Task requirements:
1/ Write out the forum thread on favorite seaside towns in Spain word for word, everything from "# What is your" down to "it yourself, etc.)?".
2/ Add the next part of the forum thread about favorite seaside Spanish towns, picking up after its last sentence.

# What is your favorite sea side Spanish town?



## ttpost12 (Nov 6, 2015)

Hey everyone,

What is your favorite sea side Spanish town/city? And why?

I am thinking more of a place to go to on vacation, not necessarily live there.

For those that have bought, how was the process? How is it now as an owner (renting/leaving vacant while not there, paying for upkeep or doing it yourself, etc.)?

It seems to be affordable but can anyone comment on the overall costs in their experience?

Looking forward to what people have to say.


----------



## Elyles (Aug 30, 2012)

None, we prefer to live in the mountains. I lived on both US coasts when growing up as well as when a younger adult owned a bar in Galveston. For me the seaside is only good for fishing. The last ten years of my career was spent skiing in the mountains of Wyoming, near Park City, Utah. Pure serenity! The Brits love the beaches because of the crappy weather in the UK. The beaches are however a good place to see topless women!


----------



## 90199 (Mar 21, 2010)

Las Palmas de Gran Canaria for me, I first arrived there in 1962, on a Shell oil tanker from Trinidad in the Caribbean, for me this place has always been special. 

Las Palmas has a climate of eternal springtime, the people are extremely hospitable, the living costs are cheaper than many other places.

However I don't live there, it was our first choice, but then we found El Hierro, but here is another story………….


----------



## Lynn R (Feb 21, 2014)

If you can choose a time when the weather is going to be good (they get a lot of rain), then San Sebastián in the Pais Vasco. I went there on holiday and loved it. Beautiful scenery, wonderful beaches right in the town, interesting historic centre, great restaurants and shops, everything a person could want!

Data items:

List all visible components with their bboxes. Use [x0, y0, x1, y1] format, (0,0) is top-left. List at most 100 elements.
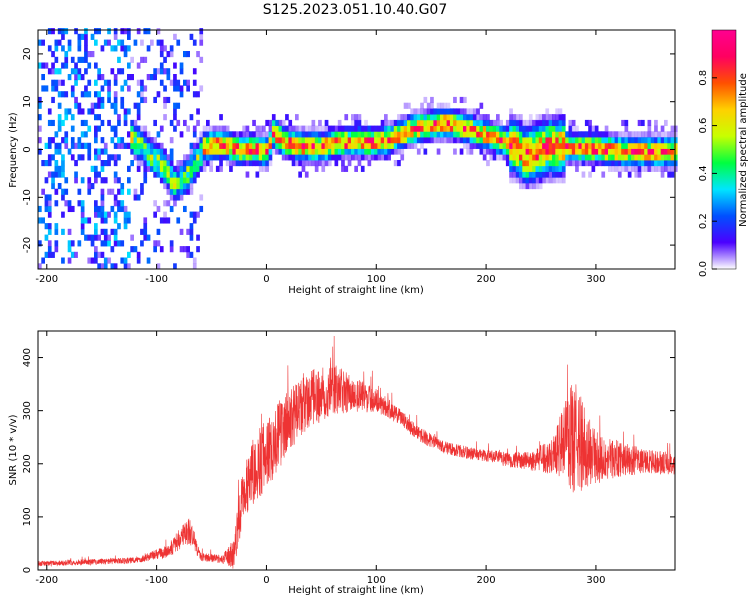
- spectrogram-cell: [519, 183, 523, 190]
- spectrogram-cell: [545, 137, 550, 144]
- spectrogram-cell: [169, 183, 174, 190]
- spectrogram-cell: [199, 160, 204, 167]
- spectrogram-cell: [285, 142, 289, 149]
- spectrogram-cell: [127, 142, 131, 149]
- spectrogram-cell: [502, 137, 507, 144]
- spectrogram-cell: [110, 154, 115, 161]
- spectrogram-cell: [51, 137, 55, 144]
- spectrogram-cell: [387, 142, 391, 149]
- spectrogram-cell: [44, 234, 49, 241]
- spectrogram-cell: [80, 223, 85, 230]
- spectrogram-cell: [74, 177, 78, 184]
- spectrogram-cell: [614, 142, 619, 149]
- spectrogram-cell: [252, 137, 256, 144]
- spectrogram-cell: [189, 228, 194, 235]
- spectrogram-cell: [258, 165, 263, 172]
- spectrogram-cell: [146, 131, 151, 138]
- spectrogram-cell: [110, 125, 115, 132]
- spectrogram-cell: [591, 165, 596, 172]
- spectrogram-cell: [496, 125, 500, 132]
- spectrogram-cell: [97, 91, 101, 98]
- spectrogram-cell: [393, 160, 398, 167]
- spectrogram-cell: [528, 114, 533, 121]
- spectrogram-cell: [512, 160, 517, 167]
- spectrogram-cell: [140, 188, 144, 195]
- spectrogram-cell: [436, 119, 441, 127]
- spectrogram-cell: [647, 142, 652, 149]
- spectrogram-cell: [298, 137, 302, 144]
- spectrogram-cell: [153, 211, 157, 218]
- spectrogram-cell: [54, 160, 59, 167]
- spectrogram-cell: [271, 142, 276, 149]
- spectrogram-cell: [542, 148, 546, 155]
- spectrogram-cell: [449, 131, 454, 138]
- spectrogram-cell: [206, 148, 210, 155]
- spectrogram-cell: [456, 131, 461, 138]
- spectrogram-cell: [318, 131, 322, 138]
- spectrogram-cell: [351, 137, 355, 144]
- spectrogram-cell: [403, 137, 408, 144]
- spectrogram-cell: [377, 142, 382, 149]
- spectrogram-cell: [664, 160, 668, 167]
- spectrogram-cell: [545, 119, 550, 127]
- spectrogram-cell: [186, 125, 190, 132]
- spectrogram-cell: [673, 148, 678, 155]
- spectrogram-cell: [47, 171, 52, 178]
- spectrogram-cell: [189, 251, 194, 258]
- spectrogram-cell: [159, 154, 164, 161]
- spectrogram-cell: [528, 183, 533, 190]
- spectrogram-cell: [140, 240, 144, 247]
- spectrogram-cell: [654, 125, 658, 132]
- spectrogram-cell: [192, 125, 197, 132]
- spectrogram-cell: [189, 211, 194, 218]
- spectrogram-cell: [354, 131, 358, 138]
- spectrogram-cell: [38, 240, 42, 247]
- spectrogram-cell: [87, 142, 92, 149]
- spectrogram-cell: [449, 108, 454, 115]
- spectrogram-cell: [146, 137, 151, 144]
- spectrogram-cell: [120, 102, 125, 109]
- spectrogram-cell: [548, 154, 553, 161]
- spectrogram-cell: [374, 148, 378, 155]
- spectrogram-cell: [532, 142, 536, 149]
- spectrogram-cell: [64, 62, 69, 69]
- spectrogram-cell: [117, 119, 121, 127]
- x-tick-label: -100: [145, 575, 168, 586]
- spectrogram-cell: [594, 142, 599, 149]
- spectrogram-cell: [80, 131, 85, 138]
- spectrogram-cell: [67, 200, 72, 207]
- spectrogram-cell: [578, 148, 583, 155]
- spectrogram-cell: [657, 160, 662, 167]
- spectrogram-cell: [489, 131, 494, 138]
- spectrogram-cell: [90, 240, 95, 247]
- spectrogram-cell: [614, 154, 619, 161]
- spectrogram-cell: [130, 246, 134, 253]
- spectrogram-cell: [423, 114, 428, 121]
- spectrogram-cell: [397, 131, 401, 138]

Results for the exercise:
1/
# What is your favorite sea side Spanish town?



## ttpost12 (Nov 6, 2015)

Hey everyone,

What is your favorite sea side Spanish town/city? And why?

I am thinking more of a place to go to on vacation, not necessarily live there.

For those that have bought, how was the process? How is it now as an owner (renting/leaving vacant while not there, paying for upkeep or doing it yourself, etc.)?

2/
----------



## DunWorkin (Sep 2, 2010)

It really depends what you are looking for.

Personally, I love El Campello (just north of Alicante). It has wonderful beaches. Good transport links to Alicante and Benidorm (and places in between).

Although it is on the Costa Blanca it still has a Spanish feel (there are a few English bars, but not many).

There a a few hotels and lots of apartments to rent.


----------



## Williams2 (Sep 15, 2013)

For me - without doubt - its got to be San Martin del Sella 'up north' in my hometown
Principality of Asturias. Besides it being a 'picture postcard' former fishing village
and seaside town on the Asturian coast. There's some right characters and goings on
in the village, I can tell you.

*Bring back Doctor Mateo !!!!*


----------



## Chopera (Apr 22, 2013)

For holidays I like the villages just north of (and including) Tossa de Mar on the Costa Brava, and also Ciutadella in Menorca. Palma de Mallorca is nice as well. They are all relatively unspoilt and I'm a sucker for pine cladded coves.


----------



## Rabbitcat (Aug 31, 2014)

I like Maro / Nerja area. Beautiful


----------



## Amilia Bargues (Oct 15, 2015)

I`ve just read an article that very attractive describes Costa del Maresme. 
A few quotes: 
— Costa del Maresme has three main advantages that make it stand out compared to other Spanish “costas”. Firstly, it’s a great location as the towns here are just half an hour away from the second biggest city in Spain, Barcelona...
... the second advantage is the railway along the coast that connects all the towns with Barcelona...
... the third advantage — the climate. Compared to the South, up here it’s not that dry or hot. The region is very green, comfortably hot in summer and not cold in winter, but it does rains sometimes. Thanks to the climate, fruit is harvested three times a year — that’s how it got its nickname: the “Fruit Coast”. Besides that, people from Northern Europe adjust better to this climate than that in the South of Spain.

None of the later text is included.